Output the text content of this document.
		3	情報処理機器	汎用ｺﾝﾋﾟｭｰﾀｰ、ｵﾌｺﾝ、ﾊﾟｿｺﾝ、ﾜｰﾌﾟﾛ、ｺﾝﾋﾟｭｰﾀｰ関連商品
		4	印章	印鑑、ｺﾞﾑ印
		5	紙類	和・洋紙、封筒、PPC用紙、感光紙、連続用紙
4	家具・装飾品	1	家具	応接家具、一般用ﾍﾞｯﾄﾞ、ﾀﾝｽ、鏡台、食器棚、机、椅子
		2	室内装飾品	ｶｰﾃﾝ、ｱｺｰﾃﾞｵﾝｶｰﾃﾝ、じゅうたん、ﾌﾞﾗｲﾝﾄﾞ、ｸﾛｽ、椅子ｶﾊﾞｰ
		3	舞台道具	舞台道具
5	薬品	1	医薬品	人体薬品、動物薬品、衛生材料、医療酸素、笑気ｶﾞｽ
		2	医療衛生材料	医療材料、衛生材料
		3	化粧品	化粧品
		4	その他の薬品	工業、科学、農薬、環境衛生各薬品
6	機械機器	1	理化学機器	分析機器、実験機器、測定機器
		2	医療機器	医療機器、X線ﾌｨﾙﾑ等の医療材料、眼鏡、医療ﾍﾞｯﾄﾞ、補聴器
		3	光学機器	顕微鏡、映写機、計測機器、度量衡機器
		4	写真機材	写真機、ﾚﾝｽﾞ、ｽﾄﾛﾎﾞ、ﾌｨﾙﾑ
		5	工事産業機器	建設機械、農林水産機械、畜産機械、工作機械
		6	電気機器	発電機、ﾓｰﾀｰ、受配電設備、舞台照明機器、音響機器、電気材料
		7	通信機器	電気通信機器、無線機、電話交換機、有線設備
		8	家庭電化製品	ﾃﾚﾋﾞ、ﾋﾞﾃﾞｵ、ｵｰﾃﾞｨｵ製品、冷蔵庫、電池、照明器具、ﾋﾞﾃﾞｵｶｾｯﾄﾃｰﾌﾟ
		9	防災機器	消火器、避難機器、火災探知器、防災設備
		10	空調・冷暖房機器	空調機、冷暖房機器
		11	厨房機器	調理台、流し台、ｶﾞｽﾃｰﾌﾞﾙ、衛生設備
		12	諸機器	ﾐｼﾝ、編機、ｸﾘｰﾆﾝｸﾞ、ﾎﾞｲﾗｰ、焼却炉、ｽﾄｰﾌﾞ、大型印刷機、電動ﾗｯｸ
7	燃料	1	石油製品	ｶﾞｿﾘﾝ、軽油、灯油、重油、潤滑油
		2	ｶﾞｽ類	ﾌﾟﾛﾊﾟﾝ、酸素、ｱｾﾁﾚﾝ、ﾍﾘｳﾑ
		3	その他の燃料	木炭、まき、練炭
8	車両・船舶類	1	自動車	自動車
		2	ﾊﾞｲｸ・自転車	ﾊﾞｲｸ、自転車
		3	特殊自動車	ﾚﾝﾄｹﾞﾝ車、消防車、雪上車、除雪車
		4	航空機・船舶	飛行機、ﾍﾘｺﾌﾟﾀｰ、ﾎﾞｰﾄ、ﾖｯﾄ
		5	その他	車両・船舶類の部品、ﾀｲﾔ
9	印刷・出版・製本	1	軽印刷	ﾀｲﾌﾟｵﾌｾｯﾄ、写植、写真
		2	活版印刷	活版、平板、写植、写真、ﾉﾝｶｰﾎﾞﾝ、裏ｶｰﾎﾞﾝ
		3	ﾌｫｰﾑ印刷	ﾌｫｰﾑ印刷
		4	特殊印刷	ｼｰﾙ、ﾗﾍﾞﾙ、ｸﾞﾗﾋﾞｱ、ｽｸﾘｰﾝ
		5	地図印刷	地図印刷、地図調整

——

→ WHAT IS BEING ASKED: Transcribe the material exactly as it reads.

→ TASK OUTPUT:
Output the text content of this document.
		3	情報処理機器	汎用ｺﾝﾋﾟｭｰﾀｰ、ｵﾌｺﾝ、ﾊﾟｿｺﾝ、ﾜｰﾌﾟﾛ、ｺﾝﾋﾟｭｰﾀｰ関連商品
		4	印章	印鑑、ｺﾞﾑ印
		5	紙類	和・洋紙、封筒、PPC用紙、感光紙、連続用紙
4	家具・装飾品	1	家具	応接家具、一般用ﾍﾞｯﾄﾞ、ﾀﾝｽ、鏡台、食器棚、机、椅子
		2	室内装飾品	ｶｰﾃﾝ、ｱｺｰﾃﾞｵﾝｶｰﾃﾝ、じゅうたん、ﾌﾞﾗｲﾝﾄﾞ、ｸﾛｽ、椅子ｶﾊﾞｰ
		3	舞台道具	舞台道具
5	薬品	1	医薬品	人体薬品、動物薬品、衛生材料、医療酸素、笑気ｶﾞｽ
		2	医療衛生材料	医療材料、衛生材料
		3	化粧品	化粧品
		4	その他の薬品	工業、科学、農薬、環境衛生各薬品
6	機械機器	1	理化学機器	分析機器、実験機器、測定機器
		2	医療機器	医療機器、X線ﾌｨﾙﾑ等の医療材料、眼鏡、医療ﾍﾞｯﾄﾞ、補聴器
		3	光学機器	顕微鏡、映写機、計測機器、度量衡機器
		4	写真機材	写真機、ﾚﾝｽﾞ、ｽﾄﾛﾎﾞ、ﾌｨﾙﾑ
		5	工事産業機器	建設機械、農林水産機械、畜産機械、工作機械
		6	電気機器	発電機、ﾓｰﾀｰ、受配電設備、舞台照明機器、音響機器、電気材料
		7	通信機器	電気通信機器、無線機、電話交換機、有線設備
		8	家庭電化製品	ﾃﾚﾋﾞ、ﾋﾞﾃﾞｵ、ｵｰﾃﾞｨｵ製品、冷蔵庫、電池、照明器具、ﾋﾞﾃﾞｵｶｾｯﾄﾃｰﾌﾟ
		9	防災機器	消火器、避難機器、火災探知器、防災設備
		10	空調・冷暖房機器	空調機、冷暖房機器
		11	厨房機器	調理台、流し台、ｶﾞｽﾃｰﾌﾞﾙ、衛生設備
		12	諸機器	ﾐｼﾝ、編機、ｸﾘｰﾆﾝｸﾞ、ﾎﾞｲﾗｰ、焼却炉、ｽﾄｰﾌﾞ、大型印刷機、電動ﾗｯｸ
7	燃料	1	石油製品	ｶﾞｿﾘﾝ、軽油、灯油、重油、潤滑油
		2	ｶﾞｽ類	ﾌﾟﾛﾊﾟﾝ、酸素、ｱｾﾁﾚﾝ、ﾍﾘｳﾑ
		3	その他の燃料	木炭、まき、練炭
8	車両・船舶類	1	自動車	自動車
		2	ﾊﾞｲｸ・自転車	ﾊﾞｲｸ、自転車
		3	特殊自動車	ﾚﾝﾄｹﾞﾝ車、消防車、雪上車、除雪車
		4	航空機・船舶	飛行機、ﾍﾘｺﾌﾟﾀｰ、ﾎﾞｰﾄ、ﾖｯﾄ
		5	その他	車両・船舶類の部品、ﾀｲﾔ
9	印刷・出版・製本	1	軽印刷	ﾀｲﾌﾟｵﾌｾｯﾄ、写植、写真
		2	活版印刷	活版、平板、写植、写真、ﾉﾝｶｰﾎﾞﾝ、裏ｶｰﾎﾞﾝ
		3	ﾌｫｰﾑ印刷	ﾌｫｰﾑ印刷
		4	特殊印刷	ｼｰﾙ、ﾗﾍﾞﾙ、ｸﾞﾗﾋﾞｱ、ｽｸﾘｰﾝ
		5	地図印刷	地図印刷、地図調整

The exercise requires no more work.